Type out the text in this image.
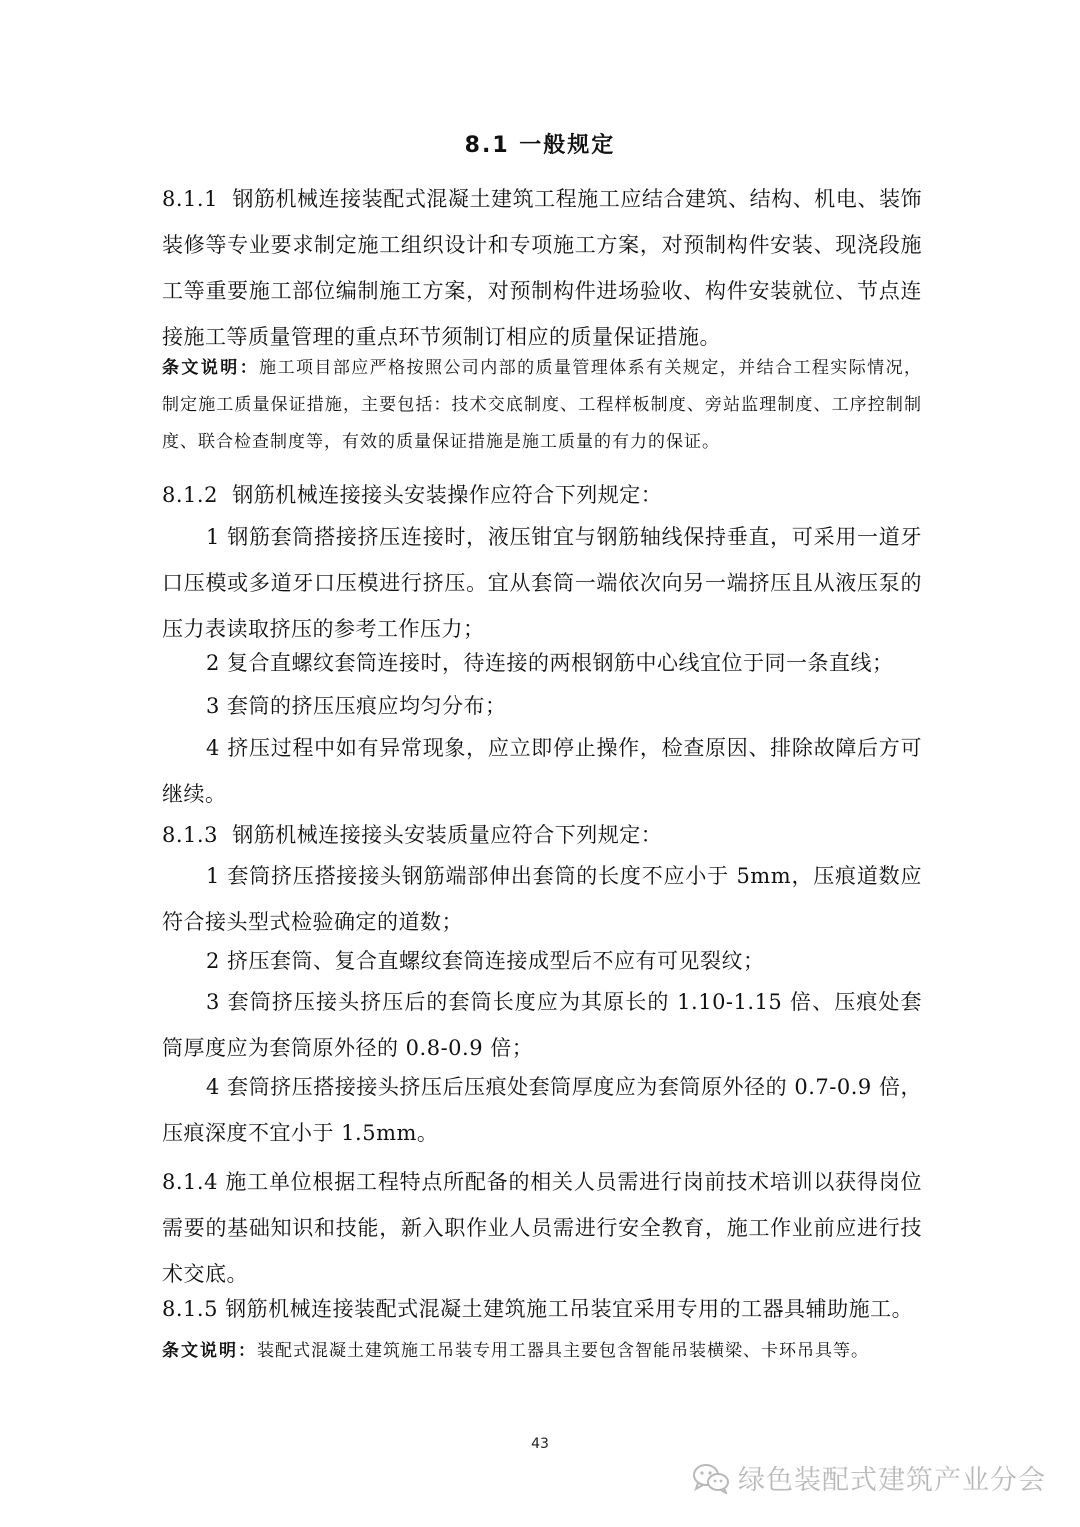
8.1 一般规定
8.1.1 钢筋机械连接装配式混凝土建筑工程施工应结合建筑、结构、机电、装饰装修等专业要求制定施工组织设计和专项施工方案，对预制构件安装、现浇段施工等重要施工部位编制施工方案，对预制构件进场验收、构件安装就位、节点连接施工等质量管理的重点环节须制订相应的质量保证措施。
条文说明：施工项目部应严格按照公司内部的质量管理体系有关规定，并结合工程实际情况，制定施工质量保证措施，主要包括：技术交底制度、工程样板制度、旁站监理制度、工序控制制度、联合检查制度等，有效的质量保证措施是施工质量的有力的保证。
8.1.2 钢筋机械连接接头安装操作应符合下列规定：
1 钢筋套筒搭接挤压连接时，液压钳宜与钢筋轴线保持垂直，可采用一道牙口压模或多道牙口压模进行挤压。宜从套筒一端依次向另一端挤压且从液压泵的压力表读取挤压的参考工作压力；
2 复合直螺纹套筒连接时，待连接的两根钢筋中心线宜位于同一条直线；
3 套筒的挤压压痕应均匀分布；
4 挤压过程中如有异常现象，应立即停止操作，检查原因、排除故障后方可继续。
8.1.3 钢筋机械连接接头安装质量应符合下列规定：
1 套筒挤压搭接接头钢筋端部伸出套筒的长度不应小于 5mm，压痕道数应符合接头型式检验确定的道数；
2 挤压套筒、复合直螺纹套筒连接成型后不应有可见裂纹；
3 套筒挤压接头挤压后的套筒长度应为其原长的 1.10-1.15 倍、压痕处套筒厚度应为套筒原外径的 0.8-0.9 倍；
4 套筒挤压搭接接头挤压后压痕处套筒厚度应为套筒原外径的 0.7-0.9 倍，压痕深度不宜小于 1.5mm。
8.1.4 施工单位根据工程特点所配备的相关人员需进行岗前技术培训以获得岗位需要的基础知识和技能，新入职作业人员需进行安全教育，施工作业前应进行技术交底。
8.1.5 钢筋机械连接装配式混凝土建筑施工吊装宜采用专用的工器具辅助施工。
条文说明：装配式混凝土建筑施工吊装专用工器具主要包含智能吊装横梁、卡环吊具等。
43
绿色装配式建筑产业分会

• _Work instructions_
Transcribe every entry word for word, but omit the pictures.

• _Complete answer_
Type out the text in this image.
8.1 一般规定
8.1.1 钢筋机械连接装配式混凝土建筑工程施工应结合建筑、结构、机电、装饰装修等专业要求制定施工组织设计和专项施工方案，对预制构件安装、现浇段施工等重要施工部位编制施工方案，对预制构件进场验收、构件安装就位、节点连接施工等质量管理的重点环节须制订相应的质量保证措施。
条文说明：施工项目部应严格按照公司内部的质量管理体系有关规定，并结合工程实际情况，制定施工质量保证措施，主要包括：技术交底制度、工程样板制度、旁站监理制度、工序控制制度、联合检查制度等，有效的质量保证措施是施工质量的有力的保证。
8.1.2 钢筋机械连接接头安装操作应符合下列规定：
1 钢筋套筒搭接挤压连接时，液压钳宜与钢筋轴线保持垂直，可采用一道牙口压模或多道牙口压模进行挤压。宜从套筒一端依次向另一端挤压且从液压泵的压力表读取挤压的参考工作压力；
2 复合直螺纹套筒连接时，待连接的两根钢筋中心线宜位于同一条直线；
3 套筒的挤压压痕应均匀分布；
4 挤压过程中如有异常现象，应立即停止操作，检查原因、排除故障后方可继续。
8.1.3 钢筋机械连接接头安装质量应符合下列规定：
1 套筒挤压搭接接头钢筋端部伸出套筒的长度不应小于 5mm，压痕道数应符合接头型式检验确定的道数；
2 挤压套筒、复合直螺纹套筒连接成型后不应有可见裂纹；
3 套筒挤压接头挤压后的套筒长度应为其原长的 1.10-1.15 倍、压痕处套筒厚度应为套筒原外径的 0.8-0.9 倍；
4 套筒挤压搭接接头挤压后压痕处套筒厚度应为套筒原外径的 0.7-0.9 倍，压痕深度不宜小于 1.5mm。
8.1.4 施工单位根据工程特点所配备的相关人员需进行岗前技术培训以获得岗位需要的基础知识和技能，新入职作业人员需进行安全教育，施工作业前应进行技术交底。
8.1.5 钢筋机械连接装配式混凝土建筑施工吊装宜采用专用的工器具辅助施工。
条文说明：装配式混凝土建筑施工吊装专用工器具主要包含智能吊装横梁、卡环吊具等。
43
绿色装配式建筑产业分会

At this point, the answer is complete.